WHAT IS ASKED:
Transcribe the material below exactly as it appears.

*** DATA TO PROCESS ***

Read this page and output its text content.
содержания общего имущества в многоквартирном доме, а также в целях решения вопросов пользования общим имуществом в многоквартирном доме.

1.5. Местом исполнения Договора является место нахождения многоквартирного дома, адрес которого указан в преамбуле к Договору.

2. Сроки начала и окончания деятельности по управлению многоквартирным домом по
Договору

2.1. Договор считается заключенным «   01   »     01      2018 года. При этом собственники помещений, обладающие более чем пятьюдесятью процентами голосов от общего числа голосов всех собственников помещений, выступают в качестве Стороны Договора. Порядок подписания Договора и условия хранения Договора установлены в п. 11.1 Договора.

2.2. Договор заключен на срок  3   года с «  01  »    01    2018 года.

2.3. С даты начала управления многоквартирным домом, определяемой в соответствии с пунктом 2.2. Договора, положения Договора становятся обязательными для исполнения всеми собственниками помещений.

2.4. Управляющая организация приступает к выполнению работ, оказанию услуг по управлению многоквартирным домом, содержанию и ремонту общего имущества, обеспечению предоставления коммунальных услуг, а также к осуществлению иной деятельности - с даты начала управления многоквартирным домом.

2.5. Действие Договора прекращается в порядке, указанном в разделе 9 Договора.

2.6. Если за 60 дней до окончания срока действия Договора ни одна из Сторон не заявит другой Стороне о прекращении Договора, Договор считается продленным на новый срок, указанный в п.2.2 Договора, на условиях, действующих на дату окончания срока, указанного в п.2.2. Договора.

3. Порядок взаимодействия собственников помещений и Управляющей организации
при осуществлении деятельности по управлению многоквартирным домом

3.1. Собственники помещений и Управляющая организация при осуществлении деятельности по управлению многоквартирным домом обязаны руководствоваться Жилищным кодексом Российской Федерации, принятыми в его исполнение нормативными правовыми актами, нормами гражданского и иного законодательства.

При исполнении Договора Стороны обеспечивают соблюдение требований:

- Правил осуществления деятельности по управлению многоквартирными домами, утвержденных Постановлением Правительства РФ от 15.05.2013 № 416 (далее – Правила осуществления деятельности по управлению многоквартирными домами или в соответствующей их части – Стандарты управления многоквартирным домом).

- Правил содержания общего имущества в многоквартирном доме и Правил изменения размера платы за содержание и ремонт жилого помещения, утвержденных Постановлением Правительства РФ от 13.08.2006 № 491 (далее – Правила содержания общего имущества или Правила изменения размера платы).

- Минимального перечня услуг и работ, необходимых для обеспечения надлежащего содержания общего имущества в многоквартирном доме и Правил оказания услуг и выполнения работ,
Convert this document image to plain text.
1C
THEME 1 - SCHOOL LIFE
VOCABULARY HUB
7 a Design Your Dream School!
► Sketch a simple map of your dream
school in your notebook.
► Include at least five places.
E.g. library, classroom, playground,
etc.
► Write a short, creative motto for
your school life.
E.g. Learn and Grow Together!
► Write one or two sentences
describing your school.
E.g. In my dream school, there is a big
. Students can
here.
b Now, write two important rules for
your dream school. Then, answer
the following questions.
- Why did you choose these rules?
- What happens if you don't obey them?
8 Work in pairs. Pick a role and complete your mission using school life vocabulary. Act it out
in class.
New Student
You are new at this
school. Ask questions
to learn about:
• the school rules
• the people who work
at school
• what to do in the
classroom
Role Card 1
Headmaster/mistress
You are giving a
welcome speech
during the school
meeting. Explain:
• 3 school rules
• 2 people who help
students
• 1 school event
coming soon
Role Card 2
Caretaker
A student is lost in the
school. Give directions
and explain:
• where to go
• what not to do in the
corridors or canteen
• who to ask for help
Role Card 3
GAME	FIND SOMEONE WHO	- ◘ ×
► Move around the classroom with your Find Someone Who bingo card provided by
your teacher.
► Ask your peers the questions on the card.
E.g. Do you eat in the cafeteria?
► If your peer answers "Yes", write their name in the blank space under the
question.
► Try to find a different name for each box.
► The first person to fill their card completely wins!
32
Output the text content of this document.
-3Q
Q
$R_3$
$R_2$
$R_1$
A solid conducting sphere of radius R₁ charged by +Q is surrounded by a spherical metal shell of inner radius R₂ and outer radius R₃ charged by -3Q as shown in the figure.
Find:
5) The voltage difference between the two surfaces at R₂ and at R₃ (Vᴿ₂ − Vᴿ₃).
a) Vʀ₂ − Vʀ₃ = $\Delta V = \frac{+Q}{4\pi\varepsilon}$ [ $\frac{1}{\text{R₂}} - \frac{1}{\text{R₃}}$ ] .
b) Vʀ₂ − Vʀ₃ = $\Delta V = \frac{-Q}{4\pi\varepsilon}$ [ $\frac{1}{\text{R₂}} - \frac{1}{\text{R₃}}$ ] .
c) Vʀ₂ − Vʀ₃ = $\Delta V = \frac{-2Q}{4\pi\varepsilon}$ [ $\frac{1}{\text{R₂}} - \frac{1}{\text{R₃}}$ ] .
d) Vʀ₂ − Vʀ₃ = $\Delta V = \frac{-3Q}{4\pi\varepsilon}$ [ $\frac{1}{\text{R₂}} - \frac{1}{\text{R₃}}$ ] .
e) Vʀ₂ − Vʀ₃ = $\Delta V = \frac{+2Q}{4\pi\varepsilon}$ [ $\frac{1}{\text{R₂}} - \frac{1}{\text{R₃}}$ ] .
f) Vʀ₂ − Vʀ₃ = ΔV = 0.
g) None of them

***

EXERCISE OUTPUT:
Read this page and output its text content.
содержания общего имущества в многоквартирном доме, а также в целях решения вопросов пользования общим имуществом в многоквартирном доме.

1.5. Местом исполнения Договора является место нахождения многоквартирного дома, адрес которого указан в преамбуле к Договору.

2. Сроки начала и окончания деятельности по управлению многоквартирным домом по
Договору

2.1. Договор считается заключенным «   01   »     01      2018 года. При этом собственники помещений, обладающие более чем пятьюдесятью процентами голосов от общего числа голосов всех собственников помещений, выступают в качестве Стороны Договора. Порядок подписания Договора и условия хранения Договора установлены в п. 11.1 Договора.

2.2. Договор заключен на срок  3   года с «  01  »    01    2018 года.

2.3. С даты начала управления многоквартирным домом, определяемой в соответствии с пунктом 2.2. Договора, положения Договора становятся обязательными для исполнения всеми собственниками помещений.

2.4. Управляющая организация приступает к выполнению работ, оказанию услуг по управлению многоквартирным домом, содержанию и ремонту общего имущества, обеспечению предоставления коммунальных услуг, а также к осуществлению иной деятельности - с даты начала управления многоквартирным домом.

2.5. Действие Договора прекращается в порядке, указанном в разделе 9 Договора.

2.6. Если за 60 дней до окончания срока действия Договора ни одна из Сторон не заявит другой Стороне о прекращении Договора, Договор считается продленным на новый срок, указанный в п.2.2 Договора, на условиях, действующих на дату окончания срока, указанного в п.2.2. Договора.

3. Порядок взаимодействия собственников помещений и Управляющей организации
при осуществлении деятельности по управлению многоквартирным домом

3.1. Собственники помещений и Управляющая организация при осуществлении деятельности по управлению многоквартирным домом обязаны руководствоваться Жилищным кодексом Российской Федерации, принятыми в его исполнение нормативными правовыми актами, нормами гражданского и иного законодательства.

При исполнении Договора Стороны обеспечивают соблюдение требований:

- Правил осуществления деятельности по управлению многоквартирными домами, утвержденных Постановлением Правительства РФ от 15.05.2013 № 416 (далее – Правила осуществления деятельности по управлению многоквартирными домами или в соответствующей их части – Стандарты управления многоквартирным домом).

- Правил содержания общего имущества в многоквартирном доме и Правил изменения размера платы за содержание и ремонт жилого помещения, утвержденных Постановлением Правительства РФ от 13.08.2006 № 491 (далее – Правила содержания общего имущества или Правила изменения размера платы).

- Минимального перечня услуг и работ, необходимых для обеспечения надлежащего содержания общего имущества в многоквартирном доме и Правил оказания услуг и выполнения работ,
Convert this document image to plain text.
1C
THEME 1 - SCHOOL LIFE
VOCABULARY HUB
7 a Design Your Dream School!
► Sketch a simple map of your dream
school in your notebook.
► Include at least five places.
E.g. library, classroom, playground,
etc.
► Write a short, creative motto for
your school life.
E.g. Learn and Grow Together!
► Write one or two sentences
describing your school.
E.g. In my dream school, there is a big
. Students can
here.
b Now, write two important rules for
your dream school. Then, answer
the following questions.
- Why did you choose these rules?
- What happens if you don't obey them?
8 Work in pairs. Pick a role and complete your mission using school life vocabulary. Act it out
in class.
New Student
You are new at this
school. Ask questions
to learn about:
• the school rules
• the people who work
at school
• what to do in the
classroom
Role Card 1
Headmaster/mistress
You are giving a
welcome speech
during the school
meeting. Explain:
• 3 school rules
• 2 people who help
students
• 1 school event
coming soon
Role Card 2
Caretaker
A student is lost in the
school. Give directions
and explain:
• where to go
• what not to do in the
corridors or canteen
• who to ask for help
Role Card 3
GAME	FIND SOMEONE WHO	- ◘ ×
► Move around the classroom with your Find Someone Who bingo card provided by
your teacher.
► Ask your peers the questions on the card.
E.g. Do you eat in the cafeteria?
► If your peer answers "Yes", write their name in the blank space under the
question.
► Try to find a different name for each box.
► The first person to fill their card completely wins!
32
Output the text content of this document.
-3Q
Q
$R_3$
$R_2$
$R_1$
A solid conducting sphere of radius R₁ charged by +Q is surrounded by a spherical metal shell of inner radius R₂ and outer radius R₃ charged by -3Q as shown in the figure.
Find:
5) The voltage difference between the two surfaces at R₂ and at R₃ (Vᴿ₂ − Vᴿ₃).
a) Vʀ₂ − Vʀ₃ = $\Delta V = \frac{+Q}{4\pi\varepsilon}$ [ $\frac{1}{\text{R₂}} - \frac{1}{\text{R₃}}$ ] .
b) Vʀ₂ − Vʀ₃ = $\Delta V = \frac{-Q}{4\pi\varepsilon}$ [ $\frac{1}{\text{R₂}} - \frac{1}{\text{R₃}}$ ] .
c) Vʀ₂ − Vʀ₃ = $\Delta V = \frac{-2Q}{4\pi\varepsilon}$ [ $\frac{1}{\text{R₂}} - \frac{1}{\text{R₃}}$ ] .
d) Vʀ₂ − Vʀ₃ = $\Delta V = \frac{-3Q}{4\pi\varepsilon}$ [ $\frac{1}{\text{R₂}} - \frac{1}{\text{R₃}}$ ] .
e) Vʀ₂ − Vʀ₃ = $\Delta V = \frac{+2Q}{4\pi\varepsilon}$ [ $\frac{1}{\text{R₂}} - \frac{1}{\text{R₃}}$ ] .
f) Vʀ₂ − Vʀ₃ = ΔV = 0.
g) None of them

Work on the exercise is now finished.